▶ The task
Copy the rows word for word, from the first row through the line holding "to-obtain-text: to obtain: [218, 127, 325, 151]", inclusive.

— BEGIN Task input —

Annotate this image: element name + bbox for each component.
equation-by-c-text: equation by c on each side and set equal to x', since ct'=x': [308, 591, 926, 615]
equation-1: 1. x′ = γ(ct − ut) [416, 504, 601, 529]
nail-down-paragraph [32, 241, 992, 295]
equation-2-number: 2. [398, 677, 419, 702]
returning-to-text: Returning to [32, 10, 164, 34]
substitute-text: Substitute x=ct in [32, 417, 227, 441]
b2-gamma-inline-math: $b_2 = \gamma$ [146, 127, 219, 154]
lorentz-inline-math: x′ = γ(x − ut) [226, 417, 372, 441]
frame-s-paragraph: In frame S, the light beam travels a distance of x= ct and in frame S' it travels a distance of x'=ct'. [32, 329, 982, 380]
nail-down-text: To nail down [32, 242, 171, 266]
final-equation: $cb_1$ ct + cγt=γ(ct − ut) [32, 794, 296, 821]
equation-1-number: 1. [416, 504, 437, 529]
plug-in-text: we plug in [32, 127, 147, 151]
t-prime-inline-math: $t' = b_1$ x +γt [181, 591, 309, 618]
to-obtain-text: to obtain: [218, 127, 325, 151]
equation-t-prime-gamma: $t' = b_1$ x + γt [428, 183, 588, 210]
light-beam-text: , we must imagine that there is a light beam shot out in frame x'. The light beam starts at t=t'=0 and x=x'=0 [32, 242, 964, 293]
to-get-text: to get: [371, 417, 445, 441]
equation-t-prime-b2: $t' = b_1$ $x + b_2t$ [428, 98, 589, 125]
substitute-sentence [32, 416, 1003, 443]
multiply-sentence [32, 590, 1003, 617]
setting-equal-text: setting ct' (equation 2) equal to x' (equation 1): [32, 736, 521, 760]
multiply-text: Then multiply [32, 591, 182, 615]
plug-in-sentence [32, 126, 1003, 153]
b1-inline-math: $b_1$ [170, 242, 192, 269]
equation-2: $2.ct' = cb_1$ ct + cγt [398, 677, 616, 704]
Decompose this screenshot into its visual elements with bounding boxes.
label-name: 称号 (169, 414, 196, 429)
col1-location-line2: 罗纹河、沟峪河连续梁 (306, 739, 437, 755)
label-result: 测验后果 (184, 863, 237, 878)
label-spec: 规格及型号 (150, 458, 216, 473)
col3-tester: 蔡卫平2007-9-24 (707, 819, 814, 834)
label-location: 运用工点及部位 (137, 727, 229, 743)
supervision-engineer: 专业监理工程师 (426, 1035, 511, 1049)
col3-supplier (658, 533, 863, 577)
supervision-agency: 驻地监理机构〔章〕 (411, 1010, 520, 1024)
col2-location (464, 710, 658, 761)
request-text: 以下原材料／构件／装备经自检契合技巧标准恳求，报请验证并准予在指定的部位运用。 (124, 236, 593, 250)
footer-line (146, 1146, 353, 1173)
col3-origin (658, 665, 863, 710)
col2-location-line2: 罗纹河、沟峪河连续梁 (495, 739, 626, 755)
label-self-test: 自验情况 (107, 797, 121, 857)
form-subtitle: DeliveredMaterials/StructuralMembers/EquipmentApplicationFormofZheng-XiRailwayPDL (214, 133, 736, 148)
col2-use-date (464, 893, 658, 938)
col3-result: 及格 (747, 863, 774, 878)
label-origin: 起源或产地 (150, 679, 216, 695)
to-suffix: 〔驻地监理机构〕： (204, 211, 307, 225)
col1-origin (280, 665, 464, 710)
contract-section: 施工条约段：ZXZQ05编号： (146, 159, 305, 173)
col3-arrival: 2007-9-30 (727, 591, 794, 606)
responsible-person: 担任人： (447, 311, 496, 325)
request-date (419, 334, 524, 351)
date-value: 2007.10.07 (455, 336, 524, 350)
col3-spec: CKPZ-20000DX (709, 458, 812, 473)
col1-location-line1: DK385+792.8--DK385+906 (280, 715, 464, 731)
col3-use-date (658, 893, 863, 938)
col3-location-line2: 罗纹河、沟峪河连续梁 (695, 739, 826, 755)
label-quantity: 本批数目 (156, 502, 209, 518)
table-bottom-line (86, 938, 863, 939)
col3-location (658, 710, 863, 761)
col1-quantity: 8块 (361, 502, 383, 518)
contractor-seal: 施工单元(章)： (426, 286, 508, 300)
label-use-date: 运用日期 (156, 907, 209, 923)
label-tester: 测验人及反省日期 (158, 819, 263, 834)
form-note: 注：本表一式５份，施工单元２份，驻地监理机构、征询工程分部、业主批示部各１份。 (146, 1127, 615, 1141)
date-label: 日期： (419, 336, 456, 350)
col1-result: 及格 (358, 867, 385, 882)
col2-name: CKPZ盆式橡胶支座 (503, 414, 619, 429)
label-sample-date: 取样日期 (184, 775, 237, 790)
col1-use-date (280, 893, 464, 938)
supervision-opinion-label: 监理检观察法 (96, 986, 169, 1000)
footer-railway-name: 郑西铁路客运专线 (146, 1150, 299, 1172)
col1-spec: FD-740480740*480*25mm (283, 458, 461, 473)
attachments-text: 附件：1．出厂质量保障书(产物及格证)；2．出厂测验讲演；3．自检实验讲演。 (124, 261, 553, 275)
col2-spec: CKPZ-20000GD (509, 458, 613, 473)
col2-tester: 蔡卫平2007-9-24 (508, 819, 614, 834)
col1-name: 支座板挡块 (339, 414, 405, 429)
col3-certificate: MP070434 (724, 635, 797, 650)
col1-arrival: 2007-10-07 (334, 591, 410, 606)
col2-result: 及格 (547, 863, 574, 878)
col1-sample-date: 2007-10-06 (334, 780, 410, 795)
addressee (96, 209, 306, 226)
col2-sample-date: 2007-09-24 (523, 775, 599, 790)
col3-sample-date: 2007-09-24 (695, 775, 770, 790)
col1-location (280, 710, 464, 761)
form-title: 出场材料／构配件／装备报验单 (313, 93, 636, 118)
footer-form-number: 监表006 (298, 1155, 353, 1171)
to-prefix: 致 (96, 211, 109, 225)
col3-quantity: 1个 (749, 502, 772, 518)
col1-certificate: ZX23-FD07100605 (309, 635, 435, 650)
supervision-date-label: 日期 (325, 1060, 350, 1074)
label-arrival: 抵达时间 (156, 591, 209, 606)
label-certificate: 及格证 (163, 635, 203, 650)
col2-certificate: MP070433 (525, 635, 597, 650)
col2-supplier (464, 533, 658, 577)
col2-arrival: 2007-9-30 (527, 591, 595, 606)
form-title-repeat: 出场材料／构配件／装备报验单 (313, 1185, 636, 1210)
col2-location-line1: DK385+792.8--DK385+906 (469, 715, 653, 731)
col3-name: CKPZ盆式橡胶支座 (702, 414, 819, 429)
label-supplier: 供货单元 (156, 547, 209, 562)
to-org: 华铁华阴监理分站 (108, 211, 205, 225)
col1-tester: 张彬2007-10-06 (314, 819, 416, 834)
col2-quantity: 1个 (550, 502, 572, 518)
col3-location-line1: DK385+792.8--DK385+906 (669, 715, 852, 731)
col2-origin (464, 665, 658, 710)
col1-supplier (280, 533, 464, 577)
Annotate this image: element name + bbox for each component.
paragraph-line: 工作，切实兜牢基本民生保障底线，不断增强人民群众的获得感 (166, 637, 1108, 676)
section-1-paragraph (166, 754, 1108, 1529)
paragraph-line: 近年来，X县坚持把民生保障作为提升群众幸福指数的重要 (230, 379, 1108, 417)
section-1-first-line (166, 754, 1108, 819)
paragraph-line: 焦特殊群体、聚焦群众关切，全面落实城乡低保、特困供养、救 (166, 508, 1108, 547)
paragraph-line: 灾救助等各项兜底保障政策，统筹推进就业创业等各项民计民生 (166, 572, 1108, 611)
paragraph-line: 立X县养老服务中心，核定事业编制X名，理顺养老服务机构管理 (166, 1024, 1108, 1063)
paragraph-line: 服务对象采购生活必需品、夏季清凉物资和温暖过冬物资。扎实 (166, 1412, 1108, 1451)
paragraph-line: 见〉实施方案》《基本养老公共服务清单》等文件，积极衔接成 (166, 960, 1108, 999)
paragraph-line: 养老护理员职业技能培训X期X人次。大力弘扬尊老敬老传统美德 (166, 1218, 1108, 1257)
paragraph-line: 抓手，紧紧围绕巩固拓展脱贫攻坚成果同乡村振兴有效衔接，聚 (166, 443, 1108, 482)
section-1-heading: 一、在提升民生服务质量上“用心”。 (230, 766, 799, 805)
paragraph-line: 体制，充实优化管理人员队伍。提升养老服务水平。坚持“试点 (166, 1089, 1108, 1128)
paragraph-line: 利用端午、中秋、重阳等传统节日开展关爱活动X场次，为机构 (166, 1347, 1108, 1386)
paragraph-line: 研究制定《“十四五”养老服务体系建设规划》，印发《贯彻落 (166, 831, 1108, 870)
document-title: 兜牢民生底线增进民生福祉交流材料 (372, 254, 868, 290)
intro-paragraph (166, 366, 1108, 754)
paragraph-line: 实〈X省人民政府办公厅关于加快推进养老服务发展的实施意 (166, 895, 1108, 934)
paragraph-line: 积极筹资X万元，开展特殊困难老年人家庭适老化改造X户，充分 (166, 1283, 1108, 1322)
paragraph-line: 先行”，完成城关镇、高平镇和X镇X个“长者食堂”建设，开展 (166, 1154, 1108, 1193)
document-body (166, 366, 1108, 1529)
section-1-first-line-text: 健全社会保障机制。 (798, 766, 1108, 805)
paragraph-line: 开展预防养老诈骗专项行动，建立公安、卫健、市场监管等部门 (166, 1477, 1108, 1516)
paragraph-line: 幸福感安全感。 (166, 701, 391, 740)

— END Task input —

▶ The completed task
Annotate this image: element name + bbox for each component.
equation-by-c-text: equation by c on each side and set equal to x', since ct'=x': [308, 591, 926, 615]
equation-1: 1. x′ = γ(ct − ut) [416, 504, 601, 529]
nail-down-paragraph [32, 241, 992, 295]
equation-2-number: 2. [398, 677, 419, 702]
returning-to-text: Returning to [32, 10, 164, 34]
substitute-text: Substitute x=ct in [32, 417, 227, 441]
b2-gamma-inline-math: $b_2 = \gamma$ [146, 127, 219, 154]
lorentz-inline-math: x′ = γ(x − ut) [226, 417, 372, 441]
frame-s-paragraph: In frame S, the light beam travels a distance of x= ct and in frame S' it travels a distance of x'=ct'. [32, 329, 982, 380]
nail-down-text: To nail down [32, 242, 171, 266]
final-equation: $cb_1$ ct + cγt=γ(ct − ut) [32, 794, 296, 821]
equation-1-number: 1. [416, 504, 437, 529]
plug-in-text: we plug in [32, 127, 147, 151]
t-prime-inline-math: $t' = b_1$ x +γt [181, 591, 309, 618]
to-obtain-text: to obtain: [218, 127, 325, 151]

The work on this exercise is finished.